_AIM OF THE EXERCISE_
Copy out all of the data below with no alterations.

_EXERCISE INPUT_

****************

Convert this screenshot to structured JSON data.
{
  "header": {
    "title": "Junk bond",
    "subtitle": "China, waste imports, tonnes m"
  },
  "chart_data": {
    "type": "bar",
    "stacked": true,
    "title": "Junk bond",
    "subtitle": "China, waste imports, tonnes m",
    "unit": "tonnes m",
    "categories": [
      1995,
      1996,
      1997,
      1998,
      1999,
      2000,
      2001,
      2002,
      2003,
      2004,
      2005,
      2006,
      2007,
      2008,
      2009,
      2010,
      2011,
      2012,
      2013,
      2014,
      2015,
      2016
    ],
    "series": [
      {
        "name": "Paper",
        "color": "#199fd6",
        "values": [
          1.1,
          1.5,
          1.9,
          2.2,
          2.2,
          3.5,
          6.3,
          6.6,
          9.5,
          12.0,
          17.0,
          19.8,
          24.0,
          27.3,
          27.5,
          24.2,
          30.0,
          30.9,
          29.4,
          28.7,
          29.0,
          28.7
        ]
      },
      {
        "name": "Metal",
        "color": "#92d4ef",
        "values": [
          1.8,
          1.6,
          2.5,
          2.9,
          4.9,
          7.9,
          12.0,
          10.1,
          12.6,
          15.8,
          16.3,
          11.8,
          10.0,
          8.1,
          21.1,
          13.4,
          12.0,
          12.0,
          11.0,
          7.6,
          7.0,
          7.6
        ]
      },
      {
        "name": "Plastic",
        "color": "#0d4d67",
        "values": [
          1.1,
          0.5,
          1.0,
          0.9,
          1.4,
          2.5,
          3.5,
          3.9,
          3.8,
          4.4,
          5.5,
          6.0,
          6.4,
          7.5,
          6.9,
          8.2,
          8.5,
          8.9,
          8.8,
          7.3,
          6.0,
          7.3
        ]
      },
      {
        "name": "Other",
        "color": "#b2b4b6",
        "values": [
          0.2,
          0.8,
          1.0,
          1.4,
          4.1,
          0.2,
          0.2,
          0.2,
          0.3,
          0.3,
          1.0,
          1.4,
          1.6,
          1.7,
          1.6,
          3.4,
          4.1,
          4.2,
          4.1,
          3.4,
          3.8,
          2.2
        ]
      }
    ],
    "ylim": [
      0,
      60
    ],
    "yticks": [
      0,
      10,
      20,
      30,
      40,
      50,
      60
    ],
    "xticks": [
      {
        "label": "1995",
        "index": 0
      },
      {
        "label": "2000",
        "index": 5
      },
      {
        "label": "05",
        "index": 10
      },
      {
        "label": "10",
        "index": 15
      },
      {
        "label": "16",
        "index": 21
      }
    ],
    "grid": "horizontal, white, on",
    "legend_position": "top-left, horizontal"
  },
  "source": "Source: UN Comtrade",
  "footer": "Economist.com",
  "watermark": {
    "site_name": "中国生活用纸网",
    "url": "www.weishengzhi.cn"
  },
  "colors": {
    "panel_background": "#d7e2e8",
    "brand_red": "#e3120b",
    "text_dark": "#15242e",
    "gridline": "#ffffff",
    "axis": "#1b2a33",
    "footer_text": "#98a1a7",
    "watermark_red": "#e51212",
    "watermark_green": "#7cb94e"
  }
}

****************

_RESPONSE TO THE TASK_
Convert this screenshot to structured JSON data.
{
  "header": {
    "title": "Junk bond",
    "subtitle": "China, waste imports, tonnes m"
  },
  "chart_data": {
    "type": "bar",
    "stacked": true,
    "title": "Junk bond",
    "subtitle": "China, waste imports, tonnes m",
    "unit": "tonnes m",
    "categories": [
      1995,
      1996,
      1997,
      1998,
      1999,
      2000,
      2001,
      2002,
      2003,
      2004,
      2005,
      2006,
      2007,
      2008,
      2009,
      2010,
      2011,
      2012,
      2013,
      2014,
      2015,
      2016
    ],
    "series": [
      {
        "name": "Paper",
        "color": "#199fd6",
        "values": [
          1.1,
          1.5,
          1.9,
          2.2,
          2.2,
          3.5,
          6.3,
          6.6,
          9.5,
          12.0,
          17.0,
          19.8,
          24.0,
          27.3,
          27.5,
          24.2,
          30.0,
          30.9,
          29.4,
          28.7,
          29.0,
          28.7
        ]
      },
      {
        "name": "Metal",
        "color": "#92d4ef",
        "values": [
          1.8,
          1.6,
          2.5,
          2.9,
          4.9,
          7.9,
          12.0,
          10.1,
          12.6,
          15.8,
          16.3,
          11.8,
          10.0,
          8.1,
          21.1,
          13.4,
          12.0,
          12.0,
          11.0,
          7.6,
          7.0,
          7.6
        ]
      },
      {
        "name": "Plastic",
        "color": "#0d4d67",
        "values": [
          1.1,
          0.5,
          1.0,
          0.9,
          1.4,
          2.5,
          3.5,
          3.9,
          3.8,
          4.4,
          5.5,
          6.0,
          6.4,
          7.5,
          6.9,
          8.2,
          8.5,
          8.9,
          8.8,
          7.3,
          6.0,
          7.3
        ]
      },
      {
        "name": "Other",
        "color": "#b2b4b6",
        "values": [
          0.2,
          0.8,
          1.0,
          1.4,
          4.1,
          0.2,
          0.2,
          0.2,
          0.3,
          0.3,
          1.0,
          1.4,
          1.6,
          1.7,
          1.6,
          3.4,
          4.1,
          4.2,
          4.1,
          3.4,
          3.8,
          2.2
        ]
      }
    ],
    "ylim": [
      0,
      60
    ],
    "yticks": [
      0,
      10,
      20,
      30,
      40,
      50,
      60
    ],
    "xticks": [
      {
        "label": "1995",
        "index": 0
      },
      {
        "label": "2000",
        "index": 5
      },
      {
        "label": "05",
        "index": 10
      },
      {
        "label": "10",
        "index": 15
      },
      {
        "label": "16",
        "index": 21
      }
    ],
    "grid": "horizontal, white, on",
    "legend_position": "top-left, horizontal"
  },
  "source": "Source: UN Comtrade",
  "footer": "Economist.com",
  "watermark": {
    "site_name": "中国生活用纸网",
    "url": "www.weishengzhi.cn"
  },
  "colors": {
    "panel_background": "#d7e2e8",
    "brand_red": "#e3120b",
    "text_dark": "#15242e",
    "gridline": "#ffffff",
    "axis": "#1b2a33",
    "footer_text": "#98a1a7",
    "watermark_red": "#e51212",
    "watermark_green": "#7cb94e"
  }
}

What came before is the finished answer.